## Source data
────────────────

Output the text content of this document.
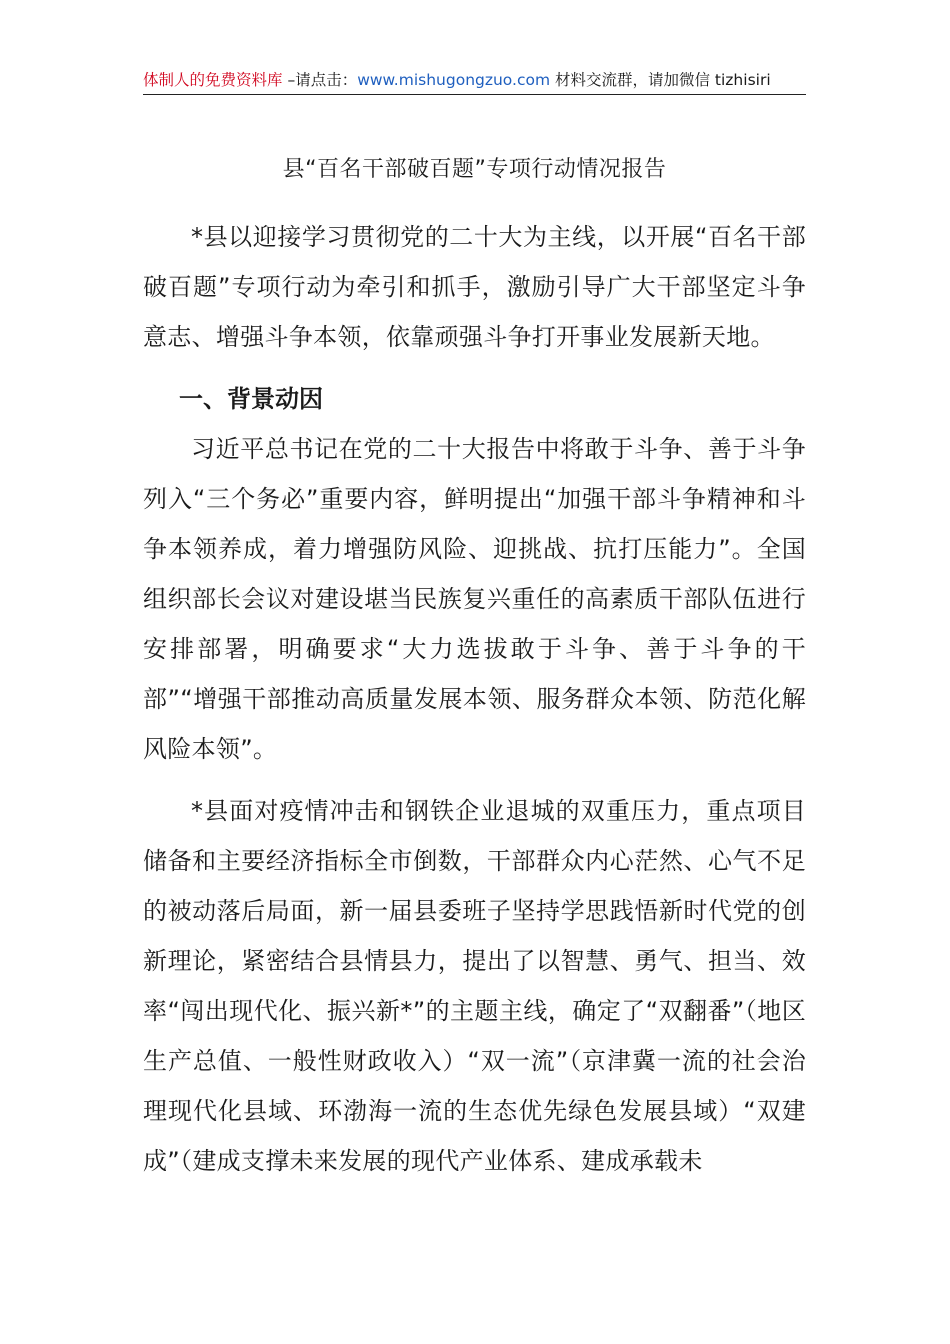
体制人的免费资料库 –请点击：www.mishugongzuo.com 材料交流群，请加微信 tizhisiri
县“百名干部破百题”专项行动情况报告

*县以迎接学习贯彻党的二十大为主线，以开展“百名干部破百题”专项行动为牵引和抓手，激励引导广大干部坚定斗争意志、增强斗争本领，依靠顽强斗争打开事业发展新天地。

一、背景动因

习近平总书记在党的二十大报告中将敢于斗争、善于斗争列入“三个务必”重要内容，鲜明提出“加强干部斗争精神和斗争本领养成，着力增强防风险、迎挑战、抗打压能力”。全国组织部长会议对建设堪当民族复兴重任的高素质干部队伍进行安排部署，明确要求“大力选拔敢于斗争、善于斗争的干部”“增强干部推动高质量发展本领、服务群众本领、防范化解风险本领”。

*县面对疫情冲击和钢铁企业退城的双重压力，重点项目储备和主要经济指标全市倒数，干部群众内心茫然、心气不足的被动落后局面，新一届县委班子坚持学思践悟新时代党的创新理论，紧密结合县情县力，提出了以智慧、勇气、担当、效率“闯出现代化、振兴新*”的主题主线，确定了“双翻番”（地区生产总值、一般性财政收入）“双一流”（京津冀一流的社会治理现代化县域、环渤海一流的生态优先绿色发展县域）“双建成”（建成支撑未来发展的现代产业体系、建成承载未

────────────────

## To be done
Using the data above, say how many lines include "百名干部破百题". No other reply is needed.

## Finished exercise
2